- Stated goal A
Answer these questions using the article on Russia's military buildup, one answer per line:
(i) In which city did Mr. Macron address the European Parliament?
(ii) Who is Latvia's foreign minister?
(iii) In what year did Moscow send soldiers to annex Crimea?
- Stated goal B
In the article on Russia's military buildup, rewrite the paragraph beginning "Mr. Macron has been pushing the EU for years" in shorter form, keeping its main facts.
- Stated goal C
From the article on Russia's military buildup, write out the text between "Russia has amassed" and "for joint exercises.", inclusive, substituting "Ukrainian frontier" for "Ukrainian border".

- Selected extract
Russian Military Buildup Triggers European Defense Anxieties

PARIS—Russia’s military buildup is rekindling tensions over whether Europe should take a bigger role in its own defense aside from the trans-Atlantic alliance with the U.S. that has underpinned the region’s security in the postwar era.

The divisions surfaced Wednesday as President Emmanuel Macron of France marked his turn at the helm of the European Union’s rotating presidency with a sweeping speech calling on Europe to chart its own course.

“The security of our continent demands a strategic rearmament of Europe as a power of peace and equilibrium, particularly when it comes to dialogue with Russia,” Mr. Macron told a session of the European Parliament in Strasbourg.

The French leader said the EU should spend the coming weeks developing a proposal to create “a new order of security and stability,” while consulting with the North Atlantic Treaty Organization. “We must build it between Europeans, then share it with our allies within the framework of NATO. And then offer it for negotiation to Russia,” he said.

Mr. Macron’s remarks unsettled officials in the bloc’s Eastern nations, who have been wary of Europe developing its own separate defense capability. They fear the effort could weaken the U.S.-backed security umbrella provided by NATO.

“It cannot be the situation that the EU has one position and NATO has a totally different one,” said Edgars Rinkevics, Latvia’s veteran foreign minister. “Let’s face it, the way the United States conducts this business—the level of transparency and coordination—is something that I can really praise.”

U.S. Secretary of State Antony Blinken arrived to give a press conference in Kyiv on Wednesday after meeting with Ukrainian officials over the crisis with Russia.

Photo: alex brandon/Agence France-Presse/Getty Images

Russia has amassed around 100,000 soldiers near the Ukrainian border, and U.S. officials say Moscow could quickly expand that force. The military buildup has continued in recent days with Russia moving troops to Belarus near the Ukrainian border. Moscow says the troops are there for joint exercises.

U.S. Secretary of State Antony Blinken met with Ukraine’s president on Wednesday in Kyiv, seeking to reassure him of unified support from the West while warning of a possible Russian invasion. Mr. Blinken is scheduled to meet his counterparts from Germany, France and Britain on Thursday.

Mr. Macron has been pushing the EU for years to develop its own capability on defense, and France’s presidency of the bloc has given him a new lever to advance the idea. Such plans, however, have been greeted with little enthusiasm by Germany and other major European economies, which have been happy to let the U.S. take the lead in deterring Russian aggression on the bloc’s eastern flank.

U.S. officials have said they believe a Russian attack on Ukraine could be launched any time between now and mid-February, although they acknowledge that it is unclear if Russian President Vladimir Putin has decided to attack Russia’s neighbor again. Moscow in 2014 sent in soldiers to annex Crimea from Ukraine and has been backing separatists in the country’s eastern provinces.

- Entries

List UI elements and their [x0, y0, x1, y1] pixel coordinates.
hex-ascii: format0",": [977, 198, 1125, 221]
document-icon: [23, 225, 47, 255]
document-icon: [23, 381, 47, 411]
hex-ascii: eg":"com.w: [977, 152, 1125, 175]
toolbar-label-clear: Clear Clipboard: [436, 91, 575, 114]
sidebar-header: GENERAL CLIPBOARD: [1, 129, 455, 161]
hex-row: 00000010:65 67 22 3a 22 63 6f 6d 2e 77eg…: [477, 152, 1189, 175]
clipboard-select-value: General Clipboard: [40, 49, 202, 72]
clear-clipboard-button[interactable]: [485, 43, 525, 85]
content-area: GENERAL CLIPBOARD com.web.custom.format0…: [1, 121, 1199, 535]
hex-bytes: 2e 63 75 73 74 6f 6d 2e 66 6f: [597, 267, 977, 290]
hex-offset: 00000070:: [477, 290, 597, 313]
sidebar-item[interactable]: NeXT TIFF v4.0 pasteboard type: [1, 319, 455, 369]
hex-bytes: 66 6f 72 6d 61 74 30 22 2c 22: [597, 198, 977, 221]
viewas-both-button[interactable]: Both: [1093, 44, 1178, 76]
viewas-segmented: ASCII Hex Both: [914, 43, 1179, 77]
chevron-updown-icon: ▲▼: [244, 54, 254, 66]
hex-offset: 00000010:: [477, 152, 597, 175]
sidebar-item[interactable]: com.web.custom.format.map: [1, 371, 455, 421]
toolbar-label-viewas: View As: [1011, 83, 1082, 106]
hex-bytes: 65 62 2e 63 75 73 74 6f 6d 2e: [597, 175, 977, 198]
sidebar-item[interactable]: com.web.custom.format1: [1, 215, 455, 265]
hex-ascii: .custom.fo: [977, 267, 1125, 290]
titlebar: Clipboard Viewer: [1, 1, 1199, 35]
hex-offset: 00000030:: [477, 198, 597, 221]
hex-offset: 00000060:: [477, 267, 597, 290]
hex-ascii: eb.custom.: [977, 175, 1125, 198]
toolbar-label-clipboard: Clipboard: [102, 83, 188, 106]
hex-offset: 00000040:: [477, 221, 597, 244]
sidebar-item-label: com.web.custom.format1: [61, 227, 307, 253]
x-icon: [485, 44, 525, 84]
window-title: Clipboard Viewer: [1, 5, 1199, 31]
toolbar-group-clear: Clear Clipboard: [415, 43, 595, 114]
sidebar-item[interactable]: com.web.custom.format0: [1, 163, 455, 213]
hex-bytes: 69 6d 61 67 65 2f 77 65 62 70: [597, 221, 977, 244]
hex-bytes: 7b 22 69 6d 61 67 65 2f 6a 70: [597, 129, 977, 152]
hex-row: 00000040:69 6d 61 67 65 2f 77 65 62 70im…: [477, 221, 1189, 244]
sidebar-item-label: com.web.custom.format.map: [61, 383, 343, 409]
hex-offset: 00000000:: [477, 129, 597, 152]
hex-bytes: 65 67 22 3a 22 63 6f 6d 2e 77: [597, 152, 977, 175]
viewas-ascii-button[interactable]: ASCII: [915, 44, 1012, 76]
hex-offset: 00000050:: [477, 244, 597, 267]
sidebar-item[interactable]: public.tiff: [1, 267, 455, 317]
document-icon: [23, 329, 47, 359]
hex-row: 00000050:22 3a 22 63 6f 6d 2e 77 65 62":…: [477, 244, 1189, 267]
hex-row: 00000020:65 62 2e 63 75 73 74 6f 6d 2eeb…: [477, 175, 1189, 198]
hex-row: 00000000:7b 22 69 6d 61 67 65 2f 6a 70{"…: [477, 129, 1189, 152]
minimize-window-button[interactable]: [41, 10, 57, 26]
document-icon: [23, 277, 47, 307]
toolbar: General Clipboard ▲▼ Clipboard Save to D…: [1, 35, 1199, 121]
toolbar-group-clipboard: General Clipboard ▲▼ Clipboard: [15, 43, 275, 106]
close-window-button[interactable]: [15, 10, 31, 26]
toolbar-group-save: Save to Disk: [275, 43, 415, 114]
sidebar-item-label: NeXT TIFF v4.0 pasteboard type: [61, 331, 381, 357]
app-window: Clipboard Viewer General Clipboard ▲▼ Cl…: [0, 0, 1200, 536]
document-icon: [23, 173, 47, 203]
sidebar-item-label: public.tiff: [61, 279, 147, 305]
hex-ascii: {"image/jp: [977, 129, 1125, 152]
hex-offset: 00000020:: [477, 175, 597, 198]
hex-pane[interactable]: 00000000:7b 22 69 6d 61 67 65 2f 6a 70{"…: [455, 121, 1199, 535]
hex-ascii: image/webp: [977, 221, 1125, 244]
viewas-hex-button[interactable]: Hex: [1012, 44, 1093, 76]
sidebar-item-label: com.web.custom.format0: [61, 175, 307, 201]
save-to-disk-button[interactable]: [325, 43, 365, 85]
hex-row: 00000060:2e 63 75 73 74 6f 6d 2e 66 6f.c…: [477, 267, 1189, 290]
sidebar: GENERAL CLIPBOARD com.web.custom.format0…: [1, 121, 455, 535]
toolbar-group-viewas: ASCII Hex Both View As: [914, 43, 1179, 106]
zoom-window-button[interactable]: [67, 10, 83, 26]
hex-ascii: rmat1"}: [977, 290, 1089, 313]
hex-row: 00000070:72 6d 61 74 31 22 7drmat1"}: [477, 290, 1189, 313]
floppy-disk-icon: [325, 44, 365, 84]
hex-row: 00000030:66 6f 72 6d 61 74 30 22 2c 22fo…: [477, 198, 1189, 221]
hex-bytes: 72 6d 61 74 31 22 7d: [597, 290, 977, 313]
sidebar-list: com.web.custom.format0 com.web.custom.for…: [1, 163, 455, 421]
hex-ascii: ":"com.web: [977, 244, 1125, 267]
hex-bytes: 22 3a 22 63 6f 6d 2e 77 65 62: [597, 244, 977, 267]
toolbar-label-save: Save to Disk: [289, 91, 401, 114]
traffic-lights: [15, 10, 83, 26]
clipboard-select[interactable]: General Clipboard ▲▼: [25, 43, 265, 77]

...

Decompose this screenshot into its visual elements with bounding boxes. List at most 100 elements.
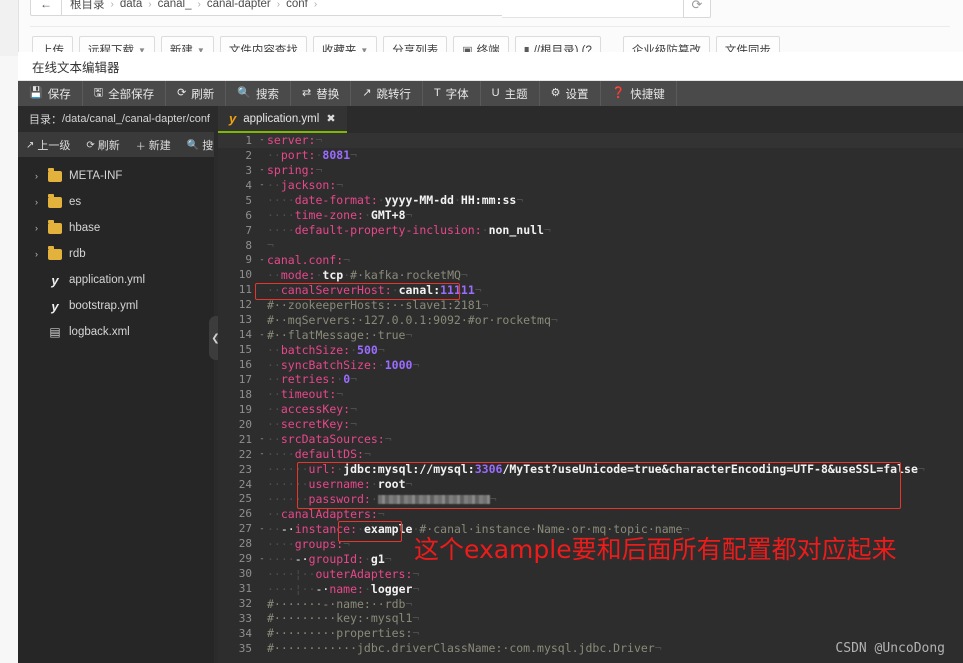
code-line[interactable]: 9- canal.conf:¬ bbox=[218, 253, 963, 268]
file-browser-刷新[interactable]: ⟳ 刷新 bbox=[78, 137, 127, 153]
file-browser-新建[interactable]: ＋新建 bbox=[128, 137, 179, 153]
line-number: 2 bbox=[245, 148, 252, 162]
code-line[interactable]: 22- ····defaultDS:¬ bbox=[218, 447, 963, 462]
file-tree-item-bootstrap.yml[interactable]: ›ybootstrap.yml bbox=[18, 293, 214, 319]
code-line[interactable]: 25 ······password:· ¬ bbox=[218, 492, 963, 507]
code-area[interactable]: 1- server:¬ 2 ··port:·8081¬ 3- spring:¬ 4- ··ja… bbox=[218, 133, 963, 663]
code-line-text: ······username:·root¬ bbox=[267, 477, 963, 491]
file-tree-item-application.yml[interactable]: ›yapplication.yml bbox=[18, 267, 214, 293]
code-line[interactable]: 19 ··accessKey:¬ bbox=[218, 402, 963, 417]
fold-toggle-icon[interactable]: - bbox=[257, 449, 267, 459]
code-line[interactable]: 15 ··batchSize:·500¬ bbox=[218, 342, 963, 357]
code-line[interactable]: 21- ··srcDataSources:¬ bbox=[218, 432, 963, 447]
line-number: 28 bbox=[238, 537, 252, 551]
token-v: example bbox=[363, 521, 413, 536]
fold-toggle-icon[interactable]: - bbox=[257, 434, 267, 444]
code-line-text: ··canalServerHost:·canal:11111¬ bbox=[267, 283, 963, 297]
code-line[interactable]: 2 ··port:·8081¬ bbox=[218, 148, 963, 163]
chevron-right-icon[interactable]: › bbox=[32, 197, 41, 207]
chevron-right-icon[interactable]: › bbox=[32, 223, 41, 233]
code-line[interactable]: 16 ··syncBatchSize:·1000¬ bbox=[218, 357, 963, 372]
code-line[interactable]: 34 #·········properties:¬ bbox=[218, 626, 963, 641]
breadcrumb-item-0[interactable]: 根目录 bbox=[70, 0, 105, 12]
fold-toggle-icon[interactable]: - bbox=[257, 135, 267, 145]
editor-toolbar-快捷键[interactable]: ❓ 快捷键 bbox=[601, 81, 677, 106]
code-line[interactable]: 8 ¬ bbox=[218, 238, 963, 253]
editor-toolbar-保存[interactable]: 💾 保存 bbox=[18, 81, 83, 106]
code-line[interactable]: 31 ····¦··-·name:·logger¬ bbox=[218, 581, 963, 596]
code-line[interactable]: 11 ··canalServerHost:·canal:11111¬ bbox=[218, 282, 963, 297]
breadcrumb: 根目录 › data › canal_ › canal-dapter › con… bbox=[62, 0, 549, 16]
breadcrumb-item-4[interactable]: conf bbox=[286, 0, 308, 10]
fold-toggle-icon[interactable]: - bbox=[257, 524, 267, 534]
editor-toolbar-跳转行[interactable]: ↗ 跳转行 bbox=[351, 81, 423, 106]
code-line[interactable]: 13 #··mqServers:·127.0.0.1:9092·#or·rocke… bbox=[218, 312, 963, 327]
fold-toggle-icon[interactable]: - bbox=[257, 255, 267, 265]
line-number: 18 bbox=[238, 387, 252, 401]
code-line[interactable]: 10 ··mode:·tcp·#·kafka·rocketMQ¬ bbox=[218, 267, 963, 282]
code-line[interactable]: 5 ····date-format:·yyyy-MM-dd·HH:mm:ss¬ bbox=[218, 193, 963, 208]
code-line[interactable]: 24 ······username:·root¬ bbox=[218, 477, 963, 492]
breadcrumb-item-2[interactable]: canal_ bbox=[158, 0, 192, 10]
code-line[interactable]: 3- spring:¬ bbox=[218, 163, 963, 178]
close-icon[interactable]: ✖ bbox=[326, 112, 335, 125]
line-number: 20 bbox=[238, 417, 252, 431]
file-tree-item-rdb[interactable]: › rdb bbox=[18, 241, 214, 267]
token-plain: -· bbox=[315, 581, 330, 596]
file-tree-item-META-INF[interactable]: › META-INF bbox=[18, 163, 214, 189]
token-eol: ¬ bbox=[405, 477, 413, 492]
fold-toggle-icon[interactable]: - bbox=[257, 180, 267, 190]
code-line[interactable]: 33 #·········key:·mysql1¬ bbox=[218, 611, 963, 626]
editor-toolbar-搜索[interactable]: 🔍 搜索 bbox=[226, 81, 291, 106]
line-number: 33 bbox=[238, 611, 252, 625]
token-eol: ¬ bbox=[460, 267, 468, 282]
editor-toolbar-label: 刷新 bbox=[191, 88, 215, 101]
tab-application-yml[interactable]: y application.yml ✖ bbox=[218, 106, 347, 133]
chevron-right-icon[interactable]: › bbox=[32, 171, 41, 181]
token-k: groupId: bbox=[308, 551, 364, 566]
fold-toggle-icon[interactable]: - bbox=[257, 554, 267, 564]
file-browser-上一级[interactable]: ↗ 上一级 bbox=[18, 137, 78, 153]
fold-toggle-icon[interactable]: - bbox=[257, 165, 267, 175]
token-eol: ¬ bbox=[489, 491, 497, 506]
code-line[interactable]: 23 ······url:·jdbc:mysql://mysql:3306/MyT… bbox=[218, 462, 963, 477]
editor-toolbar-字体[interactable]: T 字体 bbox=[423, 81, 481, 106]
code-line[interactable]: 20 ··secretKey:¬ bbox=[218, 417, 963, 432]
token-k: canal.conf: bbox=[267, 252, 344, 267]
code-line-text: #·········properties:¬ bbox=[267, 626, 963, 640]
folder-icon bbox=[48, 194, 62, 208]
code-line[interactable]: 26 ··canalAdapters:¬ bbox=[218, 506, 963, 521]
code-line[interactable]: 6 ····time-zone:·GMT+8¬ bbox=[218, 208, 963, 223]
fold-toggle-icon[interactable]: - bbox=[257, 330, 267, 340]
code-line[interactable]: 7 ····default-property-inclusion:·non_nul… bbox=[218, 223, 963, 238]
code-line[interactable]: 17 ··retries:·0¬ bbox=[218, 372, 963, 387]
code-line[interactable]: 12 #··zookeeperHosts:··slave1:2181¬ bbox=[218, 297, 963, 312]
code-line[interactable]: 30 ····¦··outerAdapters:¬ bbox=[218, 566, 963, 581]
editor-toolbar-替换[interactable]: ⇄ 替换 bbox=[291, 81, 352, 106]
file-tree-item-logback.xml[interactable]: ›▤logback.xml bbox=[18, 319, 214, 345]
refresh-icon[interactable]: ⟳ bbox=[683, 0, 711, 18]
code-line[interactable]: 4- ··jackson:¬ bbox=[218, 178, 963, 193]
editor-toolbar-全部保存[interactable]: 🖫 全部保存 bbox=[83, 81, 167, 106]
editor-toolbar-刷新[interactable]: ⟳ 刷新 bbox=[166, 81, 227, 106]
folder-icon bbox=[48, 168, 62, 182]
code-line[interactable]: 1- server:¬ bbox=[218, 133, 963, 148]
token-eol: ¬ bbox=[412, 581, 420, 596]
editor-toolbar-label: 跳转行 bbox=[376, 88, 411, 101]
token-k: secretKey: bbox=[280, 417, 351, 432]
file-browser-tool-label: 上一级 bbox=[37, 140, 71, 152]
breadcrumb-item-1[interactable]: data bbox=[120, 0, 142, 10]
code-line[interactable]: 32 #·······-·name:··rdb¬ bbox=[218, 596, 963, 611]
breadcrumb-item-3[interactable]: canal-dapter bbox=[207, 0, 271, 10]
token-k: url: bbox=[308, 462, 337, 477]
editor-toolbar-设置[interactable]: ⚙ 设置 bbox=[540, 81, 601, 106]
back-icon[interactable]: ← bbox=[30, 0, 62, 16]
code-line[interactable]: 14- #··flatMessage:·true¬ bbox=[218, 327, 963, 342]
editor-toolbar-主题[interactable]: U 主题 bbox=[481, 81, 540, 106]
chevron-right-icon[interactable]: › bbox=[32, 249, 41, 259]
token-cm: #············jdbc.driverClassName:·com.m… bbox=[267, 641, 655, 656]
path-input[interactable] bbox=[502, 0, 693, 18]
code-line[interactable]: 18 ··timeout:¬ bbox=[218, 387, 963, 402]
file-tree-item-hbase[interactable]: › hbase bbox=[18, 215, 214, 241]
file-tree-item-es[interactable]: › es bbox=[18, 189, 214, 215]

- Right answer A
(i) Strasbourg
(ii) Edgars Rinkevics
(iii) 2014

- Right answer B
Mr. Macron has long urged the EU to build its own defense capability, and France's turn at the bloc's presidency gives him new leverage. Germany and other major European economies have shown little enthusiasm for this, since they are content to let the U.S. lead in deterring Russian aggression on the bloc's eastern flank.

- Right answer C
Russia has amassed around 100,000 soldiers near the Ukrainian frontier, and U.S. officials say Moscow could quickly expand that force. The military buildup has continued in recent days with Russia moving troops to Belarus near the Ukrainian frontier. Moscow says the troops are there for joint exercises.